#### [Records shown]
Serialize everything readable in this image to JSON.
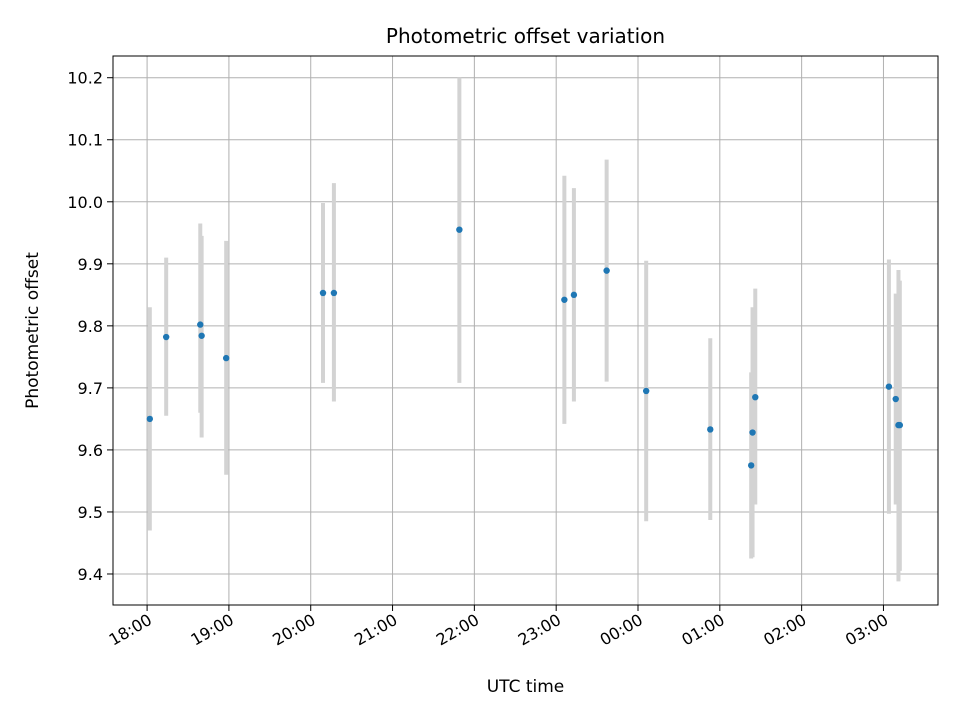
{
  "chart_data": {
    "type": "scatter",
    "title": "Photometric offset variation",
    "xlabel": "UTC time",
    "ylabel": "Photometric offset",
    "x_axis_type": "time",
    "x_start_date": "2000-01-01",
    "xlim": [
      "17:35",
      "03:40"
    ],
    "ylim": [
      9.35,
      10.235
    ],
    "x_ticks": [
      "18:00",
      "19:00",
      "20:00",
      "21:00",
      "22:00",
      "23:00",
      "00:00",
      "01:00",
      "02:00",
      "03:00"
    ],
    "y_ticks": [
      "9.4",
      "9.5",
      "9.6",
      "9.7",
      "9.8",
      "9.9",
      "10.0",
      "10.1",
      "10.2"
    ],
    "y_tick_values": [
      9.4,
      9.5,
      9.6,
      9.7,
      9.8,
      9.9,
      10.0,
      10.1,
      10.2
    ],
    "grid": true,
    "series": [
      {
        "name": "",
        "color": "#1f77b4",
        "errorbar_color": "#d3d3d3",
        "points": [
          {
            "x": "18:02",
            "y": 9.65,
            "ylow": 9.47,
            "yhigh": 9.83
          },
          {
            "x": "18:14",
            "y": 9.782,
            "ylow": 9.655,
            "yhigh": 9.91
          },
          {
            "x": "18:39",
            "y": 9.802,
            "ylow": 9.66,
            "yhigh": 9.965
          },
          {
            "x": "18:40",
            "y": 9.784,
            "ylow": 9.62,
            "yhigh": 9.945
          },
          {
            "x": "18:58",
            "y": 9.748,
            "ylow": 9.56,
            "yhigh": 9.937
          },
          {
            "x": "20:09",
            "y": 9.853,
            "ylow": 9.708,
            "yhigh": 9.998
          },
          {
            "x": "20:17",
            "y": 9.853,
            "ylow": 9.678,
            "yhigh": 10.03
          },
          {
            "x": "21:49",
            "y": 9.955,
            "ylow": 9.708,
            "yhigh": 10.2
          },
          {
            "x": "23:06",
            "y": 9.842,
            "ylow": 9.642,
            "yhigh": 10.042
          },
          {
            "x": "23:13",
            "y": 9.85,
            "ylow": 9.678,
            "yhigh": 10.022
          },
          {
            "x": "23:37",
            "y": 9.889,
            "ylow": 9.71,
            "yhigh": 10.068
          },
          {
            "x": "00:06",
            "y": 9.695,
            "ylow": 9.485,
            "yhigh": 9.905
          },
          {
            "x": "00:53",
            "y": 9.633,
            "ylow": 9.487,
            "yhigh": 9.78
          },
          {
            "x": "01:23",
            "y": 9.575,
            "ylow": 9.425,
            "yhigh": 9.725
          },
          {
            "x": "01:24",
            "y": 9.628,
            "ylow": 9.427,
            "yhigh": 9.83
          },
          {
            "x": "01:26",
            "y": 9.685,
            "ylow": 9.512,
            "yhigh": 9.86
          },
          {
            "x": "03:04",
            "y": 9.702,
            "ylow": 9.497,
            "yhigh": 9.907
          },
          {
            "x": "03:09",
            "y": 9.682,
            "ylow": 9.512,
            "yhigh": 9.852
          },
          {
            "x": "03:11",
            "y": 9.64,
            "ylow": 9.388,
            "yhigh": 9.89
          },
          {
            "x": "03:12",
            "y": 9.64,
            "ylow": 9.405,
            "yhigh": 9.873
          }
        ]
      }
    ]
  }
}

#### [Work to do]
Without the pictures, write out all of the material exactly.

#### [Result]
Serialize everything readable in this image to JSON.
{
  "chart_data": {
    "type": "scatter",
    "title": "Photometric offset variation",
    "xlabel": "UTC time",
    "ylabel": "Photometric offset",
    "x_axis_type": "time",
    "x_start_date": "2000-01-01",
    "xlim": [
      "17:35",
      "03:40"
    ],
    "ylim": [
      9.35,
      10.235
    ],
    "x_ticks": [
      "18:00",
      "19:00",
      "20:00",
      "21:00",
      "22:00",
      "23:00",
      "00:00",
      "01:00",
      "02:00",
      "03:00"
    ],
    "y_ticks": [
      "9.4",
      "9.5",
      "9.6",
      "9.7",
      "9.8",
      "9.9",
      "10.0",
      "10.1",
      "10.2"
    ],
    "y_tick_values": [
      9.4,
      9.5,
      9.6,
      9.7,
      9.8,
      9.9,
      10.0,
      10.1,
      10.2
    ],
    "grid": true,
    "series": [
      {
        "name": "",
        "color": "#1f77b4",
        "errorbar_color": "#d3d3d3",
        "points": [
          {
            "x": "18:02",
            "y": 9.65,
            "ylow": 9.47,
            "yhigh": 9.83
          },
          {
            "x": "18:14",
            "y": 9.782,
            "ylow": 9.655,
            "yhigh": 9.91
          },
          {
            "x": "18:39",
            "y": 9.802,
            "ylow": 9.66,
            "yhigh": 9.965
          },
          {
            "x": "18:40",
            "y": 9.784,
            "ylow": 9.62,
            "yhigh": 9.945
          },
          {
            "x": "18:58",
            "y": 9.748,
            "ylow": 9.56,
            "yhigh": 9.937
          },
          {
            "x": "20:09",
            "y": 9.853,
            "ylow": 9.708,
            "yhigh": 9.998
          },
          {
            "x": "20:17",
            "y": 9.853,
            "ylow": 9.678,
            "yhigh": 10.03
          },
          {
            "x": "21:49",
            "y": 9.955,
            "ylow": 9.708,
            "yhigh": 10.2
          },
          {
            "x": "23:06",
            "y": 9.842,
            "ylow": 9.642,
            "yhigh": 10.042
          },
          {
            "x": "23:13",
            "y": 9.85,
            "ylow": 9.678,
            "yhigh": 10.022
          },
          {
            "x": "23:37",
            "y": 9.889,
            "ylow": 9.71,
            "yhigh": 10.068
          },
          {
            "x": "00:06",
            "y": 9.695,
            "ylow": 9.485,
            "yhigh": 9.905
          },
          {
            "x": "00:53",
            "y": 9.633,
            "ylow": 9.487,
            "yhigh": 9.78
          },
          {
            "x": "01:23",
            "y": 9.575,
            "ylow": 9.425,
            "yhigh": 9.725
          },
          {
            "x": "01:24",
            "y": 9.628,
            "ylow": 9.427,
            "yhigh": 9.83
          },
          {
            "x": "01:26",
            "y": 9.685,
            "ylow": 9.512,
            "yhigh": 9.86
          },
          {
            "x": "03:04",
            "y": 9.702,
            "ylow": 9.497,
            "yhigh": 9.907
          },
          {
            "x": "03:09",
            "y": 9.682,
            "ylow": 9.512,
            "yhigh": 9.852
          },
          {
            "x": "03:11",
            "y": 9.64,
            "ylow": 9.388,
            "yhigh": 9.89
          },
          {
            "x": "03:12",
            "y": 9.64,
            "ylow": 9.405,
            "yhigh": 9.873
          }
        ]
      }
    ]
  }
}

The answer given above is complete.